THE REQUEST
From the entries below, count every line that contains the word "Position". Please give the number and nothing else.
>>>>
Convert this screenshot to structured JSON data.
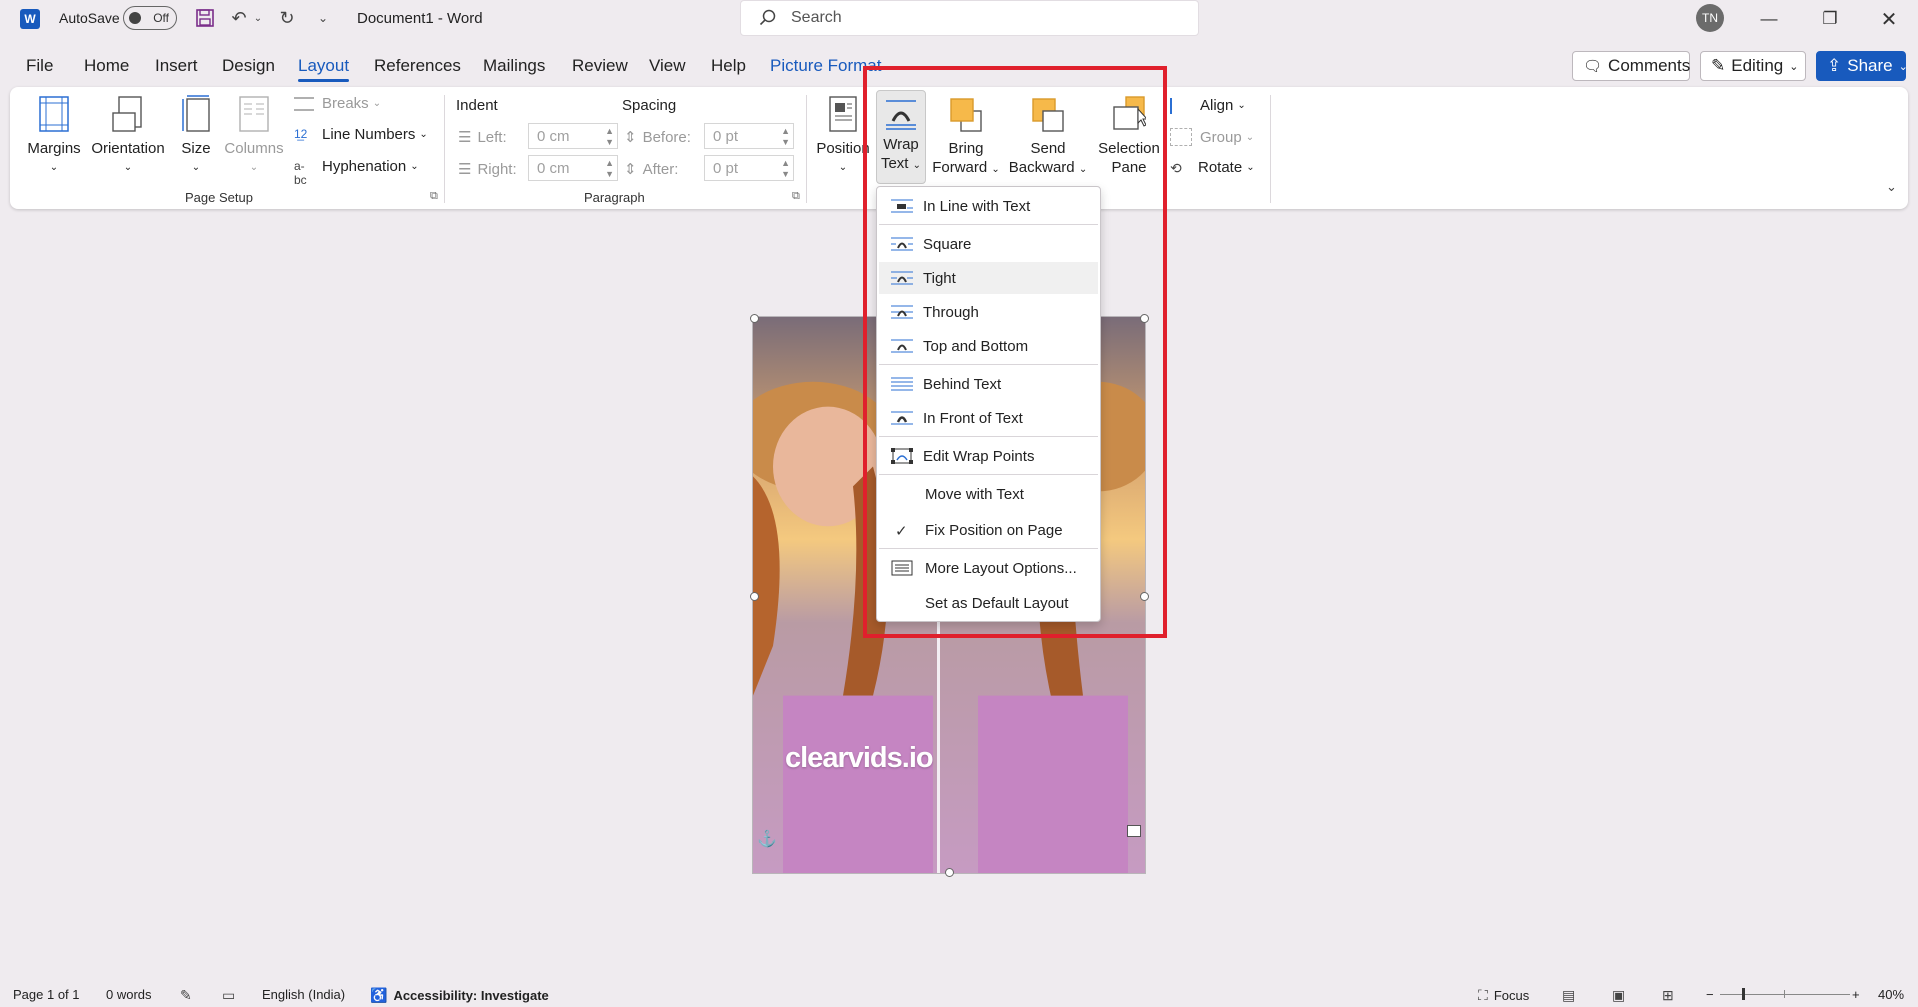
{
  "titlebar": {
    "autosave_label": "AutoSave",
    "autosave_state": "Off",
    "document_title": "Document1  -  Word",
    "search_placeholder": "Search",
    "avatar_initials": "TN"
  },
  "tabs": [
    "File",
    "Home",
    "Insert",
    "Design",
    "Layout",
    "References",
    "Mailings",
    "Review",
    "View",
    "Help",
    "Picture Format"
  ],
  "active_tab": "Layout",
  "header_buttons": {
    "comments": "Comments",
    "editing": "Editing",
    "share": "Share"
  },
  "ribbon": {
    "page_setup": {
      "margins": "Margins",
      "orientation": "Orientation",
      "size": "Size",
      "columns": "Columns",
      "breaks": "Breaks",
      "line_numbers": "Line Numbers",
      "hyphenation": "Hyphenation",
      "group_label": "Page Setup"
    },
    "paragraph": {
      "indent_label": "Indent",
      "spacing_label": "Spacing",
      "left_label": "Left:",
      "right_label": "Right:",
      "before_label": "Before:",
      "after_label": "After:",
      "left_value": "0 cm",
      "right_value": "0 cm",
      "before_value": "0 pt",
      "after_value": "0 pt",
      "group_label": "Paragraph"
    },
    "arrange": {
      "position": "Position",
      "wrap_text_1": "Wrap",
      "wrap_text_2": "Text",
      "bring_forward_1": "Bring",
      "bring_forward_2": "Forward",
      "send_backward_1": "Send",
      "send_backward_2": "Backward",
      "selection_pane_1": "Selection",
      "selection_pane_2": "Pane",
      "align": "Align",
      "group": "Group",
      "rotate": "Rotate"
    }
  },
  "wrap_menu": {
    "items": [
      "In Line with Text",
      "Square",
      "Tight",
      "Through",
      "Top and Bottom",
      "Behind Text",
      "In Front of Text",
      "Edit Wrap Points",
      "Move with Text",
      "Fix Position on Page",
      "More Layout Options...",
      "Set as Default Layout"
    ],
    "hovered": "Tight",
    "checked": "Fix Position on Page"
  },
  "picture": {
    "watermark": "clearvids.io"
  },
  "status": {
    "page": "Page 1 of 1",
    "words": "0 words",
    "language": "English (India)",
    "accessibility": "Accessibility: Investigate",
    "focus": "Focus",
    "zoom": "40%"
  },
  "colors": {
    "accent": "#185abd",
    "highlight_box": "#e0202c",
    "picture_format_tab": "#185abd"
  }
}
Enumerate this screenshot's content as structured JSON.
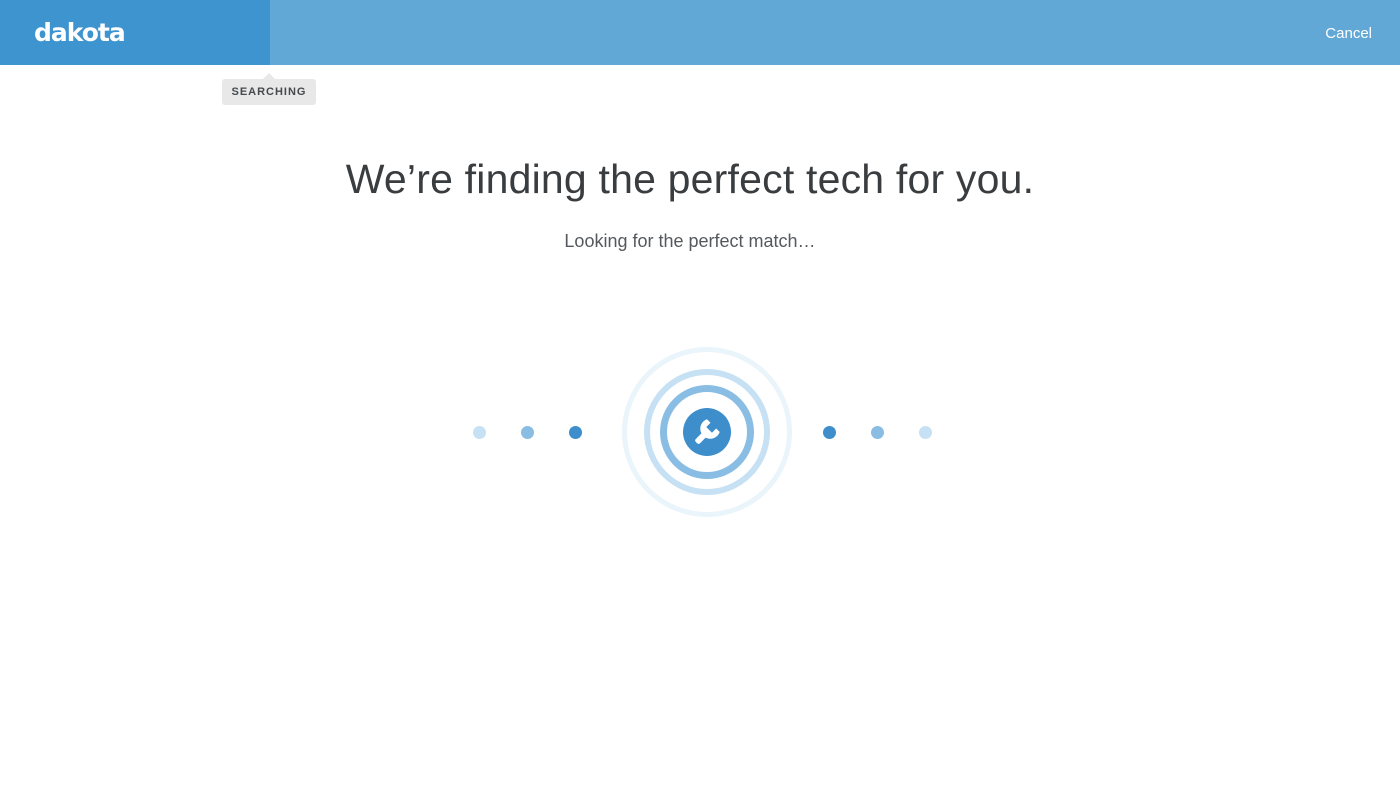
{
  "header": {
    "logo_text": "dakota",
    "cancel_label": "Cancel"
  },
  "status_badge": "SEARCHING",
  "main": {
    "title": "We’re finding the perfect tech for you.",
    "subtitle": "Looking for the perfect match…"
  },
  "colors": {
    "header_bg": "#61a8d6",
    "logo_bg": "#3d94cf",
    "accent": "#3d8ecb",
    "dot_light": "#c6e1f3",
    "dot_mid": "#89bde3",
    "dot_dark": "#3d8ecb"
  },
  "icons": {
    "center": "wrench-icon"
  }
}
<<<<
RESULT OF THE TASK
3